Passage extrait
####################
9. Où la conversation verse sur l’apprentissage lexico-sémantique…

Où la conversation verse sur l’apprentissage lexico-sémantique et devrait permettre à notre auteur de montrer qu’aborder la langue à apprendre par ses usages exige de redéfinir les tâches d’apprentissage, ce qui ébranle sévèrement l’objectif linguistique traditionnel. Son interlocuteur le suivra-t-il jusque-là ?

Et une fois encore, il nous faudra distinguer selon que l’on parlera du lexique en compréhension écrite ou orale ou du lexique en production écrite ou orale.

- Ah non, en matière de lexique, un mot est un mot, on le connaît ou on ne le connaît pas.

- Puis-je citer quelques travaux en linguistique, sociolinguistique et psycholinguistique qui démentent totalement ce que vous dites ?

- Ne vous réfugiez pas derrière les auteurs. Je vous ai soumis des propositions d’objectifs linguistiques pour le cours d’espagnol en m’inspirant des pratiques traditionnelles. En faisant les propositions que vous avez faites…

- Et qui sont inspirées des mêmes auteurs…

- Avec vos propositions vous avez réfuté les contenus mêmes des objectifs linguistiques. En fait vous mettez en cause la notion même d’objectif linguistique. Alors je souhaite qu’on aille au bout de la démarche et qu’on aborde concrètement la question de l’objectif lexical. N’est-il pas raisonnable d’assigner comme objectif de leçon, jour après jour, la mémorisation d’une dizaine de mots ? ou de cinq mots en quatrième ? Mais qu’au moins ces cinq mots-là soient sus.

- Savoir un mot !

- Qu’est-ce qui vous surprend ?
####################
Segment de données
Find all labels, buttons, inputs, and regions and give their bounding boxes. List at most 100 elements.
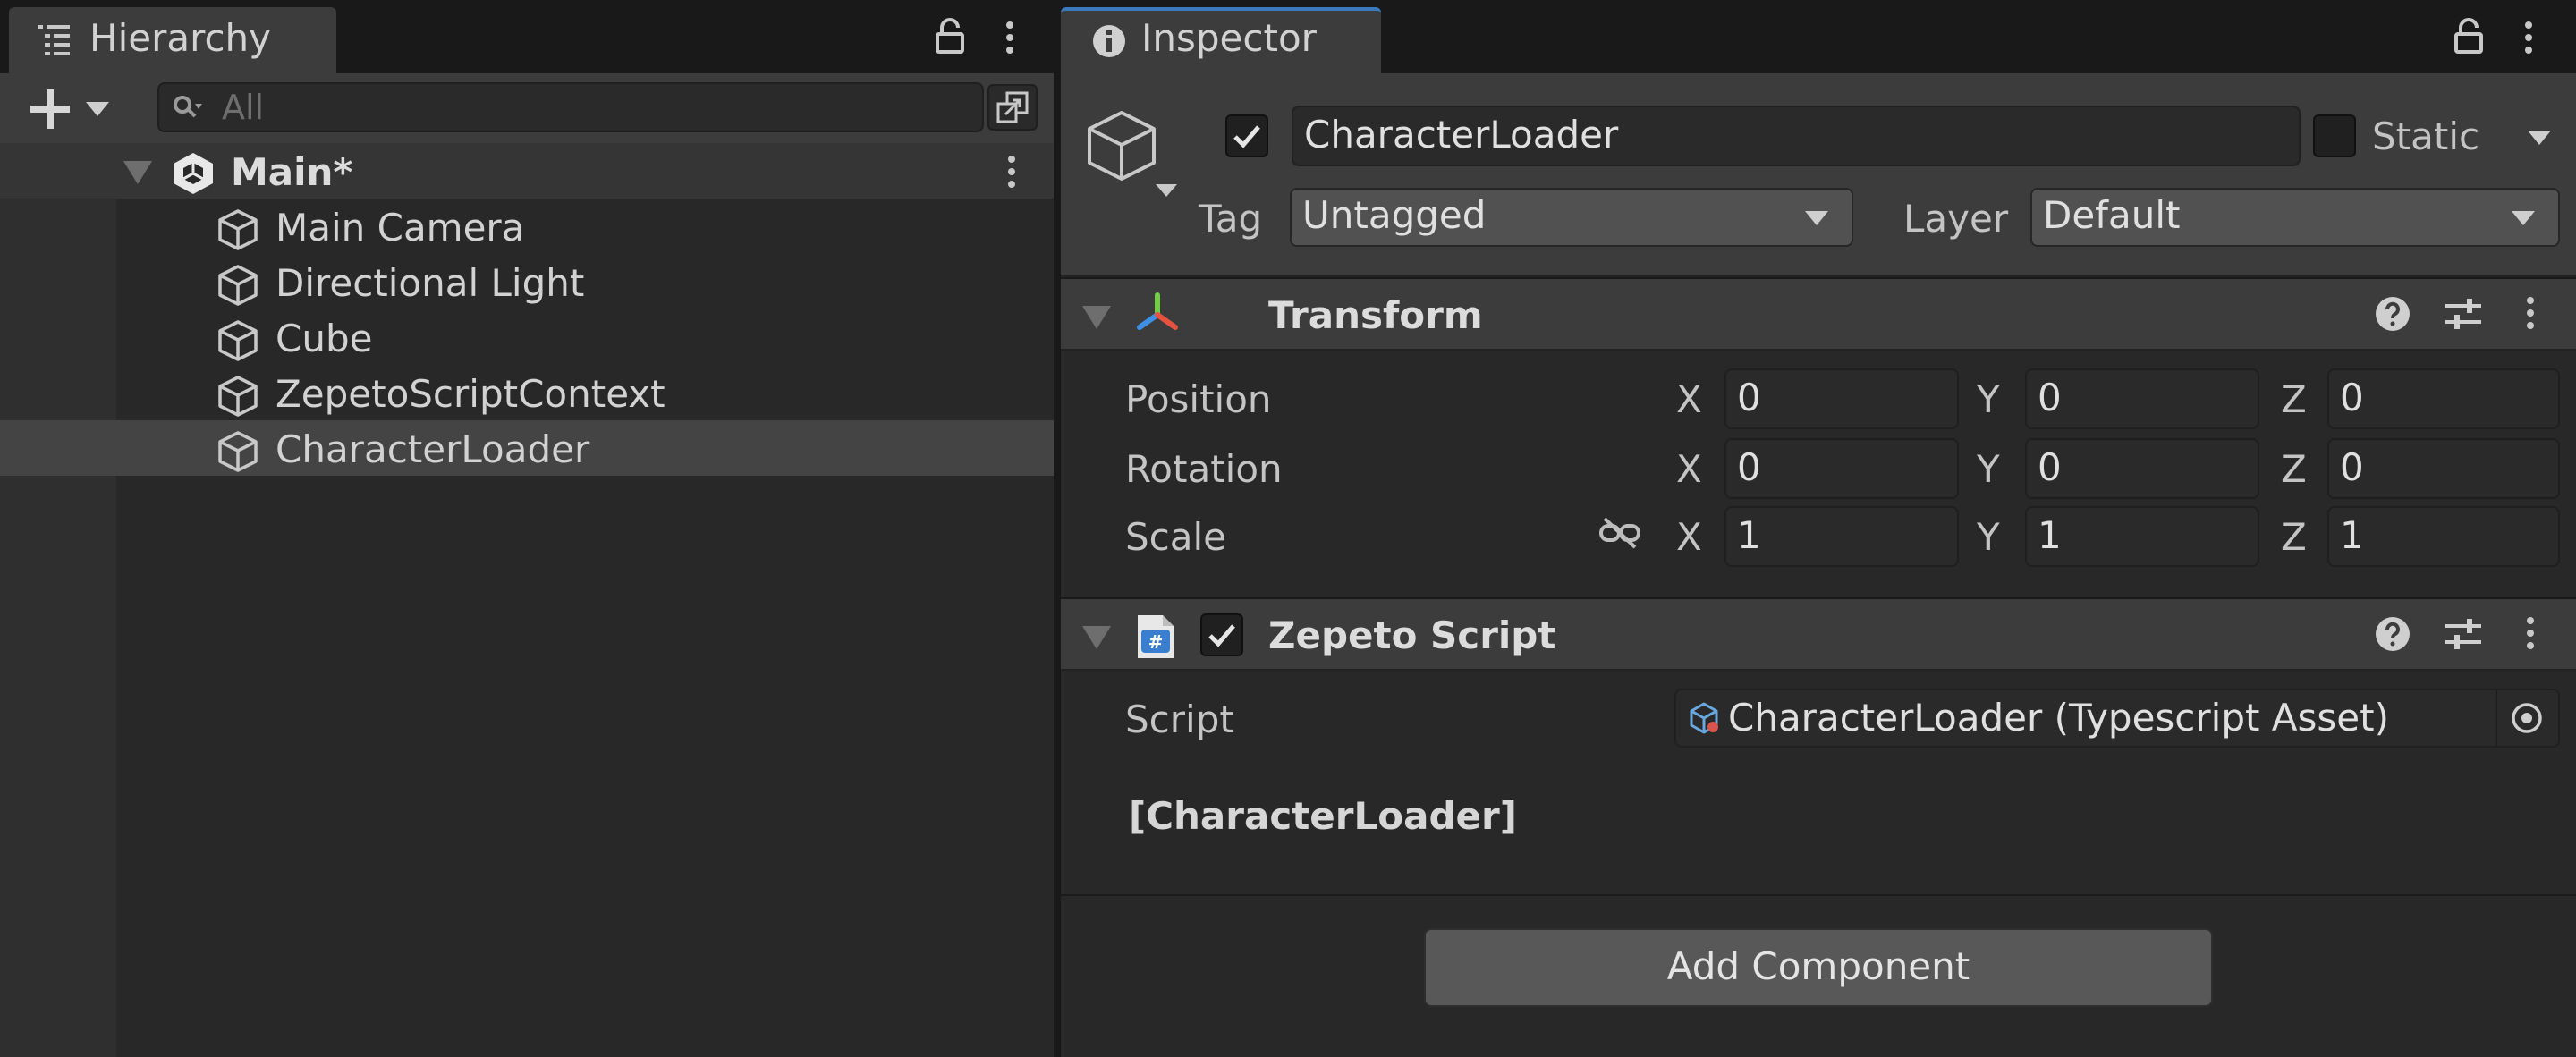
####################
Consignes écrites
1/ Indiquez si chacune des affirmations suivantes concorde avec l'extrait en répondant par oui ou par non, et citez à l'identique les mots de l'extrait qui permettent de trancher. (a) L'interlocuteur soutient qu'en matière de lexique, on connaît un mot ou on ne le connaît pas. (b) L'interlocuteur propose comme objectif de leçon la mémorisation d'une vingtaine de mots par jour. (c) Les propositions d'objectifs linguistiques soumises par l'interlocuteur portaient sur le cours d'anglais.
2/ Recopiez mot pour mot le passage de l'extrait qui va de « - Ne vous réfugiez » jusqu'à « Savoir un mot ! ».

Corrigé des exercices
1/
(a) Oui : « un mot est un mot, on le connaît ou on ne le connaît pas. »
(b) Non : « la mémorisation d’une dizaine de mots ? ou de cinq mots en quatrième ? »
(c) Non : « pour le cours d’espagnol »

2/
- Ne vous réfugiez pas derrière les auteurs. Je vous ai soumis des propositions d’objectifs linguistiques pour le cours d’espagnol en m’inspirant des pratiques traditionnelles. En faisant les propositions que vous avez faites…

- Et qui sont inspirées des mêmes auteurs…

- Avec vos propositions vous avez réfuté les contenus mêmes des objectifs linguistiques. En fait vous mettez en cause la notion même d’objectif linguistique. Alors je souhaite qu’on aille au bout de la démarche et qu’on aborde concrètement la question de l’objectif lexical. N’est-il pas raisonnable d’assigner comme objectif de leçon, jour après jour, la mémorisation d’une dizaine de mots ? ou de cinq mots en quatrième ? Mais qu’au moins ces cinq mots-là soient sus.

- Savoir un mot !